[Collected data entries]
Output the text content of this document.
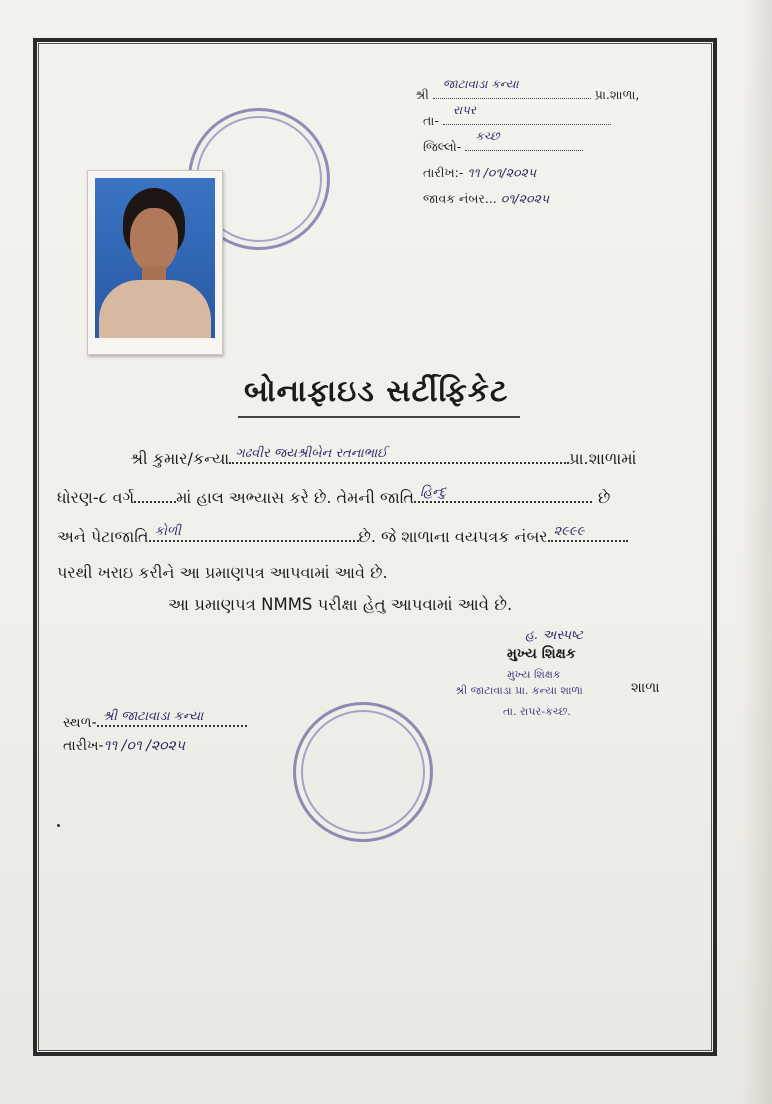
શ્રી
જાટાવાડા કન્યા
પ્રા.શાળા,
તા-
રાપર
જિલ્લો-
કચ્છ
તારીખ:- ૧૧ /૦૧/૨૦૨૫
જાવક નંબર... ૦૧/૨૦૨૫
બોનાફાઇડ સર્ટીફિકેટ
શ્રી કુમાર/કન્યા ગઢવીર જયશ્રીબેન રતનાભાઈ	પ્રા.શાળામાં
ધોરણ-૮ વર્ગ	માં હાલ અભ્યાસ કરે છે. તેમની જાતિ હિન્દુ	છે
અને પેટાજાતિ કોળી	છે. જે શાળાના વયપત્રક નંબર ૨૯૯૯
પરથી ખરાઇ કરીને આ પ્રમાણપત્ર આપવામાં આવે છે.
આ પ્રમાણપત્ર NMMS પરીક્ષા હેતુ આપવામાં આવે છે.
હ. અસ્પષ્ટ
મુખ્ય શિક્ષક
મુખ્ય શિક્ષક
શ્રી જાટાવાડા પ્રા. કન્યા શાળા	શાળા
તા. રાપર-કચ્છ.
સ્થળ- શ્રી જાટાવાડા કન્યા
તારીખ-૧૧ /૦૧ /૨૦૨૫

*STATED EXERCISE*.
The records above must be printed exactly; the pictures stay out.

*ANSWER FOR THE TASK*.
Output the text content of this document.
શ્રી
જાટાવાડા કન્યા
પ્રા.શાળા,
તા-
રાપર
જિલ્લો-
કચ્છ
તારીખ:- ૧૧ /૦૧/૨૦૨૫
જાવક નંબર... ૦૧/૨૦૨૫
બોનાફાઇડ સર્ટીફિકેટ
શ્રી કુમાર/કન્યા ગઢવીર જયશ્રીબેન રતનાભાઈ	પ્રા.શાળામાં
ધોરણ-૮ વર્ગ	માં હાલ અભ્યાસ કરે છે. તેમની જાતિ હિન્દુ	છે
અને પેટાજાતિ કોળી	છે. જે શાળાના વયપત્રક નંબર ૨૯૯૯
પરથી ખરાઇ કરીને આ પ્રમાણપત્ર આપવામાં આવે છે.
આ પ્રમાણપત્ર NMMS પરીક્ષા હેતુ આપવામાં આવે છે.
હ. અસ્પષ્ટ
મુખ્ય શિક્ષક
મુખ્ય શિક્ષક
શ્રી જાટાવાડા પ્રા. કન્યા શાળા	શાળા
તા. રાપર-કચ્છ.
સ્થળ- શ્રી જાટાવાડા કન્યા
તારીખ-૧૧ /૦૧ /૨૦૨૫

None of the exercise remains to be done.